*What the exercise asks*. Copy all of the records below verbatim.

*Records for the task*.
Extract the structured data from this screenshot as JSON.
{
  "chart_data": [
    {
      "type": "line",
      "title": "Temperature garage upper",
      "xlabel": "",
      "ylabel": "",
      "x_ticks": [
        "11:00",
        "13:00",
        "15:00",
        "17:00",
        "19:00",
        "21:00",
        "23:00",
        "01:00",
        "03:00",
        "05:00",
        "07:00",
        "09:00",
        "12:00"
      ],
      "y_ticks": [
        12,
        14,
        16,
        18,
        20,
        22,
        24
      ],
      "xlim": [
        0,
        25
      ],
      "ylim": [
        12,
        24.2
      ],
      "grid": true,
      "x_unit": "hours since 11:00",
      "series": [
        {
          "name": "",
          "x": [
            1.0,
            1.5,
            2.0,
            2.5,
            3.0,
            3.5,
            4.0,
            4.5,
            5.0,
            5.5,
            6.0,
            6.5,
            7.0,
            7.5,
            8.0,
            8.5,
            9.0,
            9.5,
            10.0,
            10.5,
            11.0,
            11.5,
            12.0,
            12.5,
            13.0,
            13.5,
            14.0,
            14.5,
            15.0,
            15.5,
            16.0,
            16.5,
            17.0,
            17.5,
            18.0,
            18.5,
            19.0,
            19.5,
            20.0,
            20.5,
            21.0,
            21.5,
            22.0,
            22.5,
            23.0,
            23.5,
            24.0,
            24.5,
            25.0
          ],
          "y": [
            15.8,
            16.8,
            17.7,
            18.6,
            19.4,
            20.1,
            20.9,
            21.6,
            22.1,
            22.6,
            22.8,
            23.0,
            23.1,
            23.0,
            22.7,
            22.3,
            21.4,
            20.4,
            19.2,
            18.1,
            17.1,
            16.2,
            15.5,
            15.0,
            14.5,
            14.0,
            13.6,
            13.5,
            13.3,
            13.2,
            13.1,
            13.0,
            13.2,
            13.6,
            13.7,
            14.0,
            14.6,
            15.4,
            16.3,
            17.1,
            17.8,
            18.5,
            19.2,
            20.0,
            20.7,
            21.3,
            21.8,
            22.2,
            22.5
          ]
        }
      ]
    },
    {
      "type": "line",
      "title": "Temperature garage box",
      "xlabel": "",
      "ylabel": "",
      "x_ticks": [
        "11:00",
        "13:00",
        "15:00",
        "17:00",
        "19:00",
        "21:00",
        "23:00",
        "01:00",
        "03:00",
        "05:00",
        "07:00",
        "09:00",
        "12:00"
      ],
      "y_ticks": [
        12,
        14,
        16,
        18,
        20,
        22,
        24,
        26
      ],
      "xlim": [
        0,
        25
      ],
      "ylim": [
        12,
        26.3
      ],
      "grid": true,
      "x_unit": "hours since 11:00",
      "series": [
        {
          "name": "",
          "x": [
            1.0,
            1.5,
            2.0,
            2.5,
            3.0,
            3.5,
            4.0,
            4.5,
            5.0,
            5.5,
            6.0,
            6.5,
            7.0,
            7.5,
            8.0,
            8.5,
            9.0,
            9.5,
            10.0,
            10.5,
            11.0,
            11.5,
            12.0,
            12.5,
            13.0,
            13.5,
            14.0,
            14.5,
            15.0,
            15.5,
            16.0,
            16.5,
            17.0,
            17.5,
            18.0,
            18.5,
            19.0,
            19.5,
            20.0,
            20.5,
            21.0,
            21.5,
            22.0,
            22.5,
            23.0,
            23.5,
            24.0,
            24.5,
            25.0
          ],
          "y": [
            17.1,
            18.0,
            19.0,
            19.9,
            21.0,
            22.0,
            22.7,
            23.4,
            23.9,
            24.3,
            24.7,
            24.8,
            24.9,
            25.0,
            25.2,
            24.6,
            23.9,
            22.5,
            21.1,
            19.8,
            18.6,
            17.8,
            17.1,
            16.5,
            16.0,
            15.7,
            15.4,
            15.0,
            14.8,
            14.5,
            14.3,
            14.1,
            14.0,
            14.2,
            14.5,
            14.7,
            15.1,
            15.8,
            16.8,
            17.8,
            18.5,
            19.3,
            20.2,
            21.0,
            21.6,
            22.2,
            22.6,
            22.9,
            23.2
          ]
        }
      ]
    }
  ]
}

*Finished answer*.
Extract the structured data from this screenshot as JSON.
{
  "chart_data": [
    {
      "type": "line",
      "title": "Temperature garage upper",
      "xlabel": "",
      "ylabel": "",
      "x_ticks": [
        "11:00",
        "13:00",
        "15:00",
        "17:00",
        "19:00",
        "21:00",
        "23:00",
        "01:00",
        "03:00",
        "05:00",
        "07:00",
        "09:00",
        "12:00"
      ],
      "y_ticks": [
        12,
        14,
        16,
        18,
        20,
        22,
        24
      ],
      "xlim": [
        0,
        25
      ],
      "ylim": [
        12,
        24.2
      ],
      "grid": true,
      "x_unit": "hours since 11:00",
      "series": [
        {
          "name": "",
          "x": [
            1.0,
            1.5,
            2.0,
            2.5,
            3.0,
            3.5,
            4.0,
            4.5,
            5.0,
            5.5,
            6.0,
            6.5,
            7.0,
            7.5,
            8.0,
            8.5,
            9.0,
            9.5,
            10.0,
            10.5,
            11.0,
            11.5,
            12.0,
            12.5,
            13.0,
            13.5,
            14.0,
            14.5,
            15.0,
            15.5,
            16.0,
            16.5,
            17.0,
            17.5,
            18.0,
            18.5,
            19.0,
            19.5,
            20.0,
            20.5,
            21.0,
            21.5,
            22.0,
            22.5,
            23.0,
            23.5,
            24.0,
            24.5,
            25.0
          ],
          "y": [
            15.8,
            16.8,
            17.7,
            18.6,
            19.4,
            20.1,
            20.9,
            21.6,
            22.1,
            22.6,
            22.8,
            23.0,
            23.1,
            23.0,
            22.7,
            22.3,
            21.4,
            20.4,
            19.2,
            18.1,
            17.1,
            16.2,
            15.5,
            15.0,
            14.5,
            14.0,
            13.6,
            13.5,
            13.3,
            13.2,
            13.1,
            13.0,
            13.2,
            13.6,
            13.7,
            14.0,
            14.6,
            15.4,
            16.3,
            17.1,
            17.8,
            18.5,
            19.2,
            20.0,
            20.7,
            21.3,
            21.8,
            22.2,
            22.5
          ]
        }
      ]
    },
    {
      "type": "line",
      "title": "Temperature garage box",
      "xlabel": "",
      "ylabel": "",
      "x_ticks": [
        "11:00",
        "13:00",
        "15:00",
        "17:00",
        "19:00",
        "21:00",
        "23:00",
        "01:00",
        "03:00",
        "05:00",
        "07:00",
        "09:00",
        "12:00"
      ],
      "y_ticks": [
        12,
        14,
        16,
        18,
        20,
        22,
        24,
        26
      ],
      "xlim": [
        0,
        25
      ],
      "ylim": [
        12,
        26.3
      ],
      "grid": true,
      "x_unit": "hours since 11:00",
      "series": [
        {
          "name": "",
          "x": [
            1.0,
            1.5,
            2.0,
            2.5,
            3.0,
            3.5,
            4.0,
            4.5,
            5.0,
            5.5,
            6.0,
            6.5,
            7.0,
            7.5,
            8.0,
            8.5,
            9.0,
            9.5,
            10.0,
            10.5,
            11.0,
            11.5,
            12.0,
            12.5,
            13.0,
            13.5,
            14.0,
            14.5,
            15.0,
            15.5,
            16.0,
            16.5,
            17.0,
            17.5,
            18.0,
            18.5,
            19.0,
            19.5,
            20.0,
            20.5,
            21.0,
            21.5,
            22.0,
            22.5,
            23.0,
            23.5,
            24.0,
            24.5,
            25.0
          ],
          "y": [
            17.1,
            18.0,
            19.0,
            19.9,
            21.0,
            22.0,
            22.7,
            23.4,
            23.9,
            24.3,
            24.7,
            24.8,
            24.9,
            25.0,
            25.2,
            24.6,
            23.9,
            22.5,
            21.1,
            19.8,
            18.6,
            17.8,
            17.1,
            16.5,
            16.0,
            15.7,
            15.4,
            15.0,
            14.8,
            14.5,
            14.3,
            14.1,
            14.0,
            14.2,
            14.5,
            14.7,
            15.1,
            15.8,
            16.8,
            17.8,
            18.5,
            19.3,
            20.2,
            21.0,
            21.6,
            22.2,
            22.6,
            22.9,
            23.2
          ]
        }
      ]
    }
  ]
}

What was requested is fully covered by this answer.